▸ **Teks Bacaan**:
Rabu 24 Mar 2021 20:01 WIB

'Kongres HMI XXXI Momentum Penyatuan Organisasi' 

HMI mengalami degradasi signifikan baik dari aspek pergerakan maupun perkaderan.

Kongres HMI Ke-31 di Surabaya, menjadi momentum refleksi atas kausal terjadinya kemunduran HMI.
Foto: Istimewa
Kongres HMI Ke-31 di Surabaya, menjadi momentum refleksi atas kausal terjadinya kemunduran HMI.

REPUBLIKA.CO.ID, SURABAYA -- Himpunan Mahasiswa Islam (HMI) sebagai salah satu organisasi kemahasiswaan tertua di Indonesia yang lahir dua tahun setelah Kemerdekaan tepatnya 1947, telah berkontribusi dalam melahirkan SDM yang unggul di berbagai bidang profesi dan mencetak pemimpin-pemimpin umat dan bangsa. 

Namun, dalam beberapa periode kepengurusan--dalam lima tahun terakhir-- sering terjadi perpecahan atau dualisme kepengurusan. Tentu saja, hal ini mempengaruhi kinerja pengkaderan organisasi. 

"Hari ini, di umur yang ke-74, HMI mengalami degradasi cukup signifikan baik dari aspek pergerakan maupun perkaderan," kata M Nur Aris Shoim, Ketua Bidang Kewirausahaan dan UMKM PB HMI dalam keterangannya yang diterima Republika.co.id, Rabu (24/3).

▸ **Tugas Latihan**:
A. Sebutkan semua singkatan huruf kapital yang muncul dalam artikel tentang Kongres HMI.
B. Tuliskan kembali persis bagian artikel tentang Kongres HMI antara "REPUBLIKA.CO.ID, SURABAYA -- Himpunan" dan "kinerja pengkaderan organisasi.", termasuk kedua batasnya.
C. Jawablah pertanyaan berikut berdasarkan artikel tentang Kongres HMI.
(i) Pada tahun berapa HMI lahir?
(ii) Di kota mana Kongres HMI Ke-31 diadakan?
(iii) Apa jabatan M Nur Aris Shoim?
Jawablah hanya dengan bersandar pada artikel ini.

▸ **Cuplikan Data**:
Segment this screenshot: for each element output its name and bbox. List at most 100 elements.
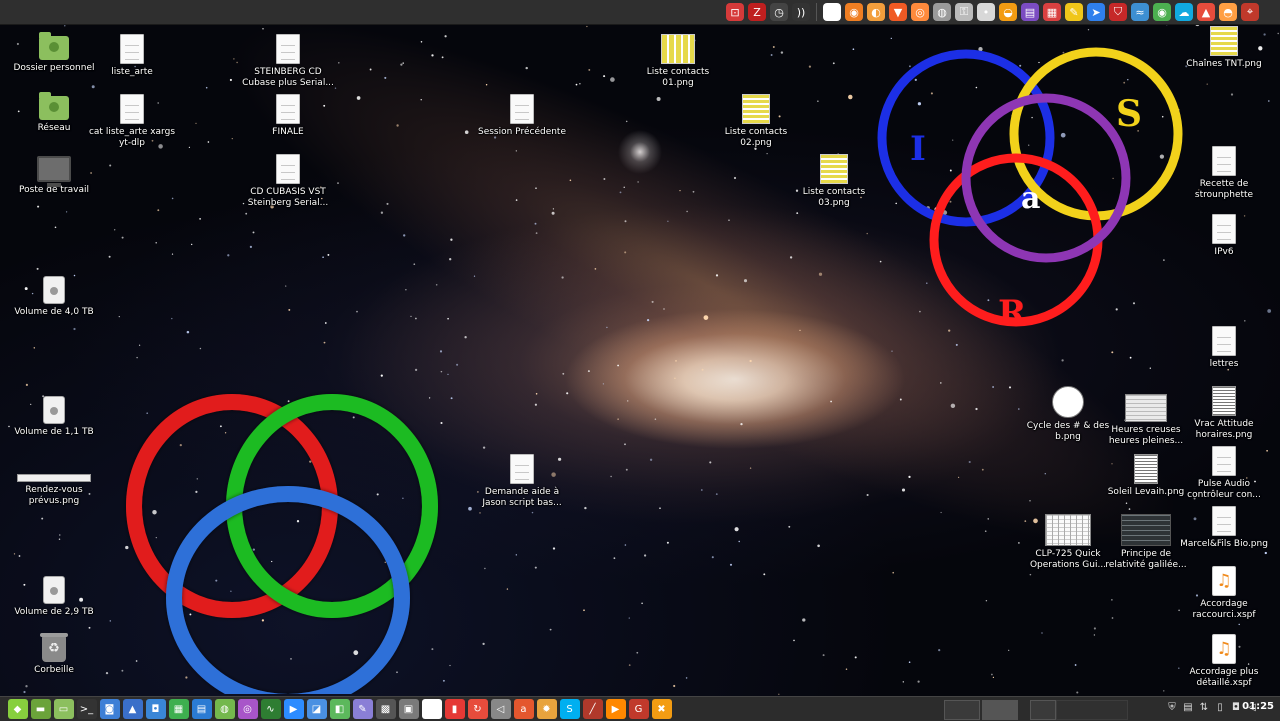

* * *

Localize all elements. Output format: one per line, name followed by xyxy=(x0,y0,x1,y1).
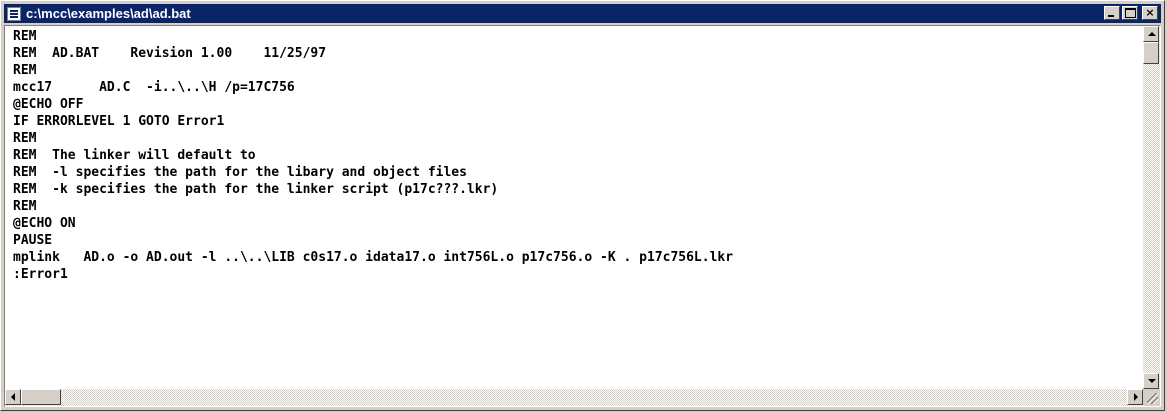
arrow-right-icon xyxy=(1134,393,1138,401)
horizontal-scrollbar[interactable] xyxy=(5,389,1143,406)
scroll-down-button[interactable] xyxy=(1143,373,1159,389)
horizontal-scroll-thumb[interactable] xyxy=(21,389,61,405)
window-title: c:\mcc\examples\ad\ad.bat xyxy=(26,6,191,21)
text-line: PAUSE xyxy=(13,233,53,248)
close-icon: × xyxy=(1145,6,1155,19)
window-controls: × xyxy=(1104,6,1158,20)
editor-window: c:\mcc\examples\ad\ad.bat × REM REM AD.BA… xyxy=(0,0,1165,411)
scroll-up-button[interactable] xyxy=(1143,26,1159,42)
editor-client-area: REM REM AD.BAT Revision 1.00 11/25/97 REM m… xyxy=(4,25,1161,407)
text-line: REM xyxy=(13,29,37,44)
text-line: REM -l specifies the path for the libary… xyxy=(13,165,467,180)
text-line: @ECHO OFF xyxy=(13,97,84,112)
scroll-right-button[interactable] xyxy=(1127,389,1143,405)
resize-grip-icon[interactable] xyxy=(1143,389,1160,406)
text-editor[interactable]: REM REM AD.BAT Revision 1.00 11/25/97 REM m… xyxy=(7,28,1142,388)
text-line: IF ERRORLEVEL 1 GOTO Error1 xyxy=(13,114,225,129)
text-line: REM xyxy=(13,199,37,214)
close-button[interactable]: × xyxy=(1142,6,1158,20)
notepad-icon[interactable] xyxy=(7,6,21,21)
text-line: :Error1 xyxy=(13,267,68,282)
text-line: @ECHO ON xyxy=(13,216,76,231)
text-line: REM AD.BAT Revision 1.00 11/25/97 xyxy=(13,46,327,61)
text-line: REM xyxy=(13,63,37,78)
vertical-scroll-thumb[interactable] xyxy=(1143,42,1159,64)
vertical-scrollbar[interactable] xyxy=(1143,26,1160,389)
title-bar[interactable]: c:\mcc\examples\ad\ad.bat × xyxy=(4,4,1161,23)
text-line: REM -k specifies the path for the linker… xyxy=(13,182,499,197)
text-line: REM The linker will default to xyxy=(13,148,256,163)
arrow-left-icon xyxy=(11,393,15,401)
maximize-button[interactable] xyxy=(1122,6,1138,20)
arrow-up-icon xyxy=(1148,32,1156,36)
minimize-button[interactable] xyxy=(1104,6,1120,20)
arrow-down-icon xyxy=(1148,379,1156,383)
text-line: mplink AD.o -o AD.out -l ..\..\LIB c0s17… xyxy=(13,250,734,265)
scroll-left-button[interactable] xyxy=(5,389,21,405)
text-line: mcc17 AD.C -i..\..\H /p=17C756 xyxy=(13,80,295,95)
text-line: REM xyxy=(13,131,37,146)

▸ **Kunci Jawaban**:
A. WIB, HMI, SDM, PB, UMKM

B.
REPUBLIKA.CO.ID, SURABAYA -- Himpunan Mahasiswa Islam (HMI) sebagai salah satu organisasi kemahasiswaan tertua di Indonesia yang lahir dua tahun setelah Kemerdekaan tepatnya 1947, telah berkontribusi dalam melahirkan SDM yang unggul di berbagai bidang profesi dan mencetak pemimpin-pemimpin umat dan bangsa. 

Namun, dalam beberapa periode kepengurusan--dalam lima tahun terakhir-- sering terjadi perpecahan atau dualisme kepengurusan. Tentu saja, hal ini mempengaruhi kinerja pengkaderan organisasi.

C.
(i) 1947
(ii) Surabaya
(iii) Ketua Bidang Kewirausahaan dan UMKM PB HMI